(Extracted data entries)

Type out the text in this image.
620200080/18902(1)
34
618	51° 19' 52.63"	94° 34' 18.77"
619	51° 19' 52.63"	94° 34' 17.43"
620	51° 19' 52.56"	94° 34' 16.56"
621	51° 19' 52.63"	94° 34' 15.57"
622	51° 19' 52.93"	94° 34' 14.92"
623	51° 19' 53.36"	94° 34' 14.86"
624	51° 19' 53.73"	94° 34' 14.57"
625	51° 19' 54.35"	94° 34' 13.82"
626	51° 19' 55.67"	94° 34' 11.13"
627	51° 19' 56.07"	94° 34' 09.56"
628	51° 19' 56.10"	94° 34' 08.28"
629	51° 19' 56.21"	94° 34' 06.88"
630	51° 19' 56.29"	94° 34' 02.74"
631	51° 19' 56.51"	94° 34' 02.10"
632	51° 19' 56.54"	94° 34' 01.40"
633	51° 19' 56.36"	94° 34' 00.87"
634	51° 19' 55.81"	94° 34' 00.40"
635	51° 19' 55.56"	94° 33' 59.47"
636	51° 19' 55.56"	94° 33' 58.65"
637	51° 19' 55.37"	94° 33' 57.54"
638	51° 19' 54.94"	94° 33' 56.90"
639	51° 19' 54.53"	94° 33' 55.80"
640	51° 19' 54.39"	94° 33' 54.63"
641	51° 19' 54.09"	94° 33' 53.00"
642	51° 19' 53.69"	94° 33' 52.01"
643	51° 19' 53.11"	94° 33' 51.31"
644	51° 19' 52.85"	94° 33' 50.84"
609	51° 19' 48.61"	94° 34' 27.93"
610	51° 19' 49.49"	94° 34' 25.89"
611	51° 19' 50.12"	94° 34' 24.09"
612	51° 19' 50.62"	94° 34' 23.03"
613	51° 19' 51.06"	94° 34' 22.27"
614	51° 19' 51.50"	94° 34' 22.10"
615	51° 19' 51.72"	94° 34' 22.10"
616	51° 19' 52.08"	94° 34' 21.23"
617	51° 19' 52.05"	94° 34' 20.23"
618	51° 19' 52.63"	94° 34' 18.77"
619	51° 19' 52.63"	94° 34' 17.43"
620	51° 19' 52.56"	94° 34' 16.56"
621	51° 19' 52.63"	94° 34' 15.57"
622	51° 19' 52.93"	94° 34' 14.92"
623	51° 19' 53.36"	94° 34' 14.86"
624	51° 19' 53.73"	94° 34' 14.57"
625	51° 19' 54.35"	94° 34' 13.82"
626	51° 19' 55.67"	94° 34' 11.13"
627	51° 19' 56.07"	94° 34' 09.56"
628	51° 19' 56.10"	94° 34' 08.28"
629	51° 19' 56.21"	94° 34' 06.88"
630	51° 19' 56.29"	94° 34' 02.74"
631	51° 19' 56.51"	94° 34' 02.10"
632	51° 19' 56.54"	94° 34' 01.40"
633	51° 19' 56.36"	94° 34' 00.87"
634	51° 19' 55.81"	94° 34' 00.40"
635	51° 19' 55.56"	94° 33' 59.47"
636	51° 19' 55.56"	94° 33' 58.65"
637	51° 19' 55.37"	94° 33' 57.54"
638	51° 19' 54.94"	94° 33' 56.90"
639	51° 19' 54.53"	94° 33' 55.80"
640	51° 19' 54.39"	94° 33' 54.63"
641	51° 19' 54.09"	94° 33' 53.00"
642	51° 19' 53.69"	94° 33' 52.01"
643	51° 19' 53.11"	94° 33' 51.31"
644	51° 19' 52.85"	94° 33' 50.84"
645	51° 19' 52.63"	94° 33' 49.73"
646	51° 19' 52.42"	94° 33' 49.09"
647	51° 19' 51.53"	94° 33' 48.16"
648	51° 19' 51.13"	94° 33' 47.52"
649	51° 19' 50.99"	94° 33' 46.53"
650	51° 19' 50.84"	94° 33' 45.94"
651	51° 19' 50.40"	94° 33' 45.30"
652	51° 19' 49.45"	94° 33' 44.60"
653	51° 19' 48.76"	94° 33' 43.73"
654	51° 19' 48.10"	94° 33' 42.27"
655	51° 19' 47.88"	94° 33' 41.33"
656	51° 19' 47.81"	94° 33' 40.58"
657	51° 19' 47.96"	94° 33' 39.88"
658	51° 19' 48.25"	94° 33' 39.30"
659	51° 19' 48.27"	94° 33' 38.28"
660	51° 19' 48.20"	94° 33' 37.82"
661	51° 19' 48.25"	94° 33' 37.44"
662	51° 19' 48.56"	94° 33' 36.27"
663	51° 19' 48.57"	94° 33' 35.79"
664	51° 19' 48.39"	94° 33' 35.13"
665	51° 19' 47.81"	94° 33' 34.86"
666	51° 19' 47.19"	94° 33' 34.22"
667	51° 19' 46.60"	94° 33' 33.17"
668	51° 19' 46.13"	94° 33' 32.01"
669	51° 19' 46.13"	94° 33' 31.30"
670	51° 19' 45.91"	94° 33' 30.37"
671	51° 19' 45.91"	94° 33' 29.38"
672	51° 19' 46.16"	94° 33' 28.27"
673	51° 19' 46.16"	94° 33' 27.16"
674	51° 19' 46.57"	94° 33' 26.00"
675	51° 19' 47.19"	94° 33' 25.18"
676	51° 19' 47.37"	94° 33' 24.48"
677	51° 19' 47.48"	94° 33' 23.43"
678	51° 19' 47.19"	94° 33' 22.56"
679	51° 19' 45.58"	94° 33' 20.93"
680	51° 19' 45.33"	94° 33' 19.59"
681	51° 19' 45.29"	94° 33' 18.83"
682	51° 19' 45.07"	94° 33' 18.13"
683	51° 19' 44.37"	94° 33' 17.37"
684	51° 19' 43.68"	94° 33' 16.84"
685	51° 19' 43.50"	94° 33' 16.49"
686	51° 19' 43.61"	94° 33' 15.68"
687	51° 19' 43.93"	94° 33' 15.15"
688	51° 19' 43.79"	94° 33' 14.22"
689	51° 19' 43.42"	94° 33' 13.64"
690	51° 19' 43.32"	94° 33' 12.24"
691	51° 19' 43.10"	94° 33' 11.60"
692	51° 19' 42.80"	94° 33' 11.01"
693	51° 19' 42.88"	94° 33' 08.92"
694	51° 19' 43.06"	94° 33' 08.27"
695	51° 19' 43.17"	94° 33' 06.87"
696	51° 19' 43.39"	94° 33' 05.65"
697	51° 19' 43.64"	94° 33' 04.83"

**The task:** Transcribe the material above word for word.

**Response:**
Type out the text in this image.
620200080/18902(1)
34
618	51° 19' 52.63"	94° 34' 18.77"
619	51° 19' 52.63"	94° 34' 17.43"
620	51° 19' 52.56"	94° 34' 16.56"
621	51° 19' 52.63"	94° 34' 15.57"
622	51° 19' 52.93"	94° 34' 14.92"
623	51° 19' 53.36"	94° 34' 14.86"
624	51° 19' 53.73"	94° 34' 14.57"
625	51° 19' 54.35"	94° 34' 13.82"
626	51° 19' 55.67"	94° 34' 11.13"
627	51° 19' 56.07"	94° 34' 09.56"
628	51° 19' 56.10"	94° 34' 08.28"
629	51° 19' 56.21"	94° 34' 06.88"
630	51° 19' 56.29"	94° 34' 02.74"
631	51° 19' 56.51"	94° 34' 02.10"
632	51° 19' 56.54"	94° 34' 01.40"
633	51° 19' 56.36"	94° 34' 00.87"
634	51° 19' 55.81"	94° 34' 00.40"
635	51° 19' 55.56"	94° 33' 59.47"
636	51° 19' 55.56"	94° 33' 58.65"
637	51° 19' 55.37"	94° 33' 57.54"
638	51° 19' 54.94"	94° 33' 56.90"
639	51° 19' 54.53"	94° 33' 55.80"
640	51° 19' 54.39"	94° 33' 54.63"
641	51° 19' 54.09"	94° 33' 53.00"
642	51° 19' 53.69"	94° 33' 52.01"
643	51° 19' 53.11"	94° 33' 51.31"
644	51° 19' 52.85"	94° 33' 50.84"
609	51° 19' 48.61"	94° 34' 27.93"
610	51° 19' 49.49"	94° 34' 25.89"
611	51° 19' 50.12"	94° 34' 24.09"
612	51° 19' 50.62"	94° 34' 23.03"
613	51° 19' 51.06"	94° 34' 22.27"
614	51° 19' 51.50"	94° 34' 22.10"
615	51° 19' 51.72"	94° 34' 22.10"
616	51° 19' 52.08"	94° 34' 21.23"
617	51° 19' 52.05"	94° 34' 20.23"
618	51° 19' 52.63"	94° 34' 18.77"
619	51° 19' 52.63"	94° 34' 17.43"
620	51° 19' 52.56"	94° 34' 16.56"
621	51° 19' 52.63"	94° 34' 15.57"
622	51° 19' 52.93"	94° 34' 14.92"
623	51° 19' 53.36"	94° 34' 14.86"
624	51° 19' 53.73"	94° 34' 14.57"
625	51° 19' 54.35"	94° 34' 13.82"
626	51° 19' 55.67"	94° 34' 11.13"
627	51° 19' 56.07"	94° 34' 09.56"
628	51° 19' 56.10"	94° 34' 08.28"
629	51° 19' 56.21"	94° 34' 06.88"
630	51° 19' 56.29"	94° 34' 02.74"
631	51° 19' 56.51"	94° 34' 02.10"
632	51° 19' 56.54"	94° 34' 01.40"
633	51° 19' 56.36"	94° 34' 00.87"
634	51° 19' 55.81"	94° 34' 00.40"
635	51° 19' 55.56"	94° 33' 59.47"
636	51° 19' 55.56"	94° 33' 58.65"
637	51° 19' 55.37"	94° 33' 57.54"
638	51° 19' 54.94"	94° 33' 56.90"
639	51° 19' 54.53"	94° 33' 55.80"
640	51° 19' 54.39"	94° 33' 54.63"
641	51° 19' 54.09"	94° 33' 53.00"
642	51° 19' 53.69"	94° 33' 52.01"
643	51° 19' 53.11"	94° 33' 51.31"
644	51° 19' 52.85"	94° 33' 50.84"
645	51° 19' 52.63"	94° 33' 49.73"
646	51° 19' 52.42"	94° 33' 49.09"
647	51° 19' 51.53"	94° 33' 48.16"
648	51° 19' 51.13"	94° 33' 47.52"
649	51° 19' 50.99"	94° 33' 46.53"
650	51° 19' 50.84"	94° 33' 45.94"
651	51° 19' 50.40"	94° 33' 45.30"
652	51° 19' 49.45"	94° 33' 44.60"
653	51° 19' 48.76"	94° 33' 43.73"
654	51° 19' 48.10"	94° 33' 42.27"
655	51° 19' 47.88"	94° 33' 41.33"
656	51° 19' 47.81"	94° 33' 40.58"
657	51° 19' 47.96"	94° 33' 39.88"
658	51° 19' 48.25"	94° 33' 39.30"
659	51° 19' 48.27"	94° 33' 38.28"
660	51° 19' 48.20"	94° 33' 37.82"
661	51° 19' 48.25"	94° 33' 37.44"
662	51° 19' 48.56"	94° 33' 36.27"
663	51° 19' 48.57"	94° 33' 35.79"
664	51° 19' 48.39"	94° 33' 35.13"
665	51° 19' 47.81"	94° 33' 34.86"
666	51° 19' 47.19"	94° 33' 34.22"
667	51° 19' 46.60"	94° 33' 33.17"
668	51° 19' 46.13"	94° 33' 32.01"
669	51° 19' 46.13"	94° 33' 31.30"
670	51° 19' 45.91"	94° 33' 30.37"
671	51° 19' 45.91"	94° 33' 29.38"
672	51° 19' 46.16"	94° 33' 28.27"
673	51° 19' 46.16"	94° 33' 27.16"
674	51° 19' 46.57"	94° 33' 26.00"
675	51° 19' 47.19"	94° 33' 25.18"
676	51° 19' 47.37"	94° 33' 24.48"
677	51° 19' 47.48"	94° 33' 23.43"
678	51° 19' 47.19"	94° 33' 22.56"
679	51° 19' 45.58"	94° 33' 20.93"
680	51° 19' 45.33"	94° 33' 19.59"
681	51° 19' 45.29"	94° 33' 18.83"
682	51° 19' 45.07"	94° 33' 18.13"
683	51° 19' 44.37"	94° 33' 17.37"
684	51° 19' 43.68"	94° 33' 16.84"
685	51° 19' 43.50"	94° 33' 16.49"
686	51° 19' 43.61"	94° 33' 15.68"
687	51° 19' 43.93"	94° 33' 15.15"
688	51° 19' 43.79"	94° 33' 14.22"
689	51° 19' 43.42"	94° 33' 13.64"
690	51° 19' 43.32"	94° 33' 12.24"
691	51° 19' 43.10"	94° 33' 11.60"
692	51° 19' 42.80"	94° 33' 11.01"
693	51° 19' 42.88"	94° 33' 08.92"
694	51° 19' 43.06"	94° 33' 08.27"
695	51° 19' 43.17"	94° 33' 06.87"
696	51° 19' 43.39"	94° 33' 05.65"
697	51° 19' 43.64"	94° 33' 04.83"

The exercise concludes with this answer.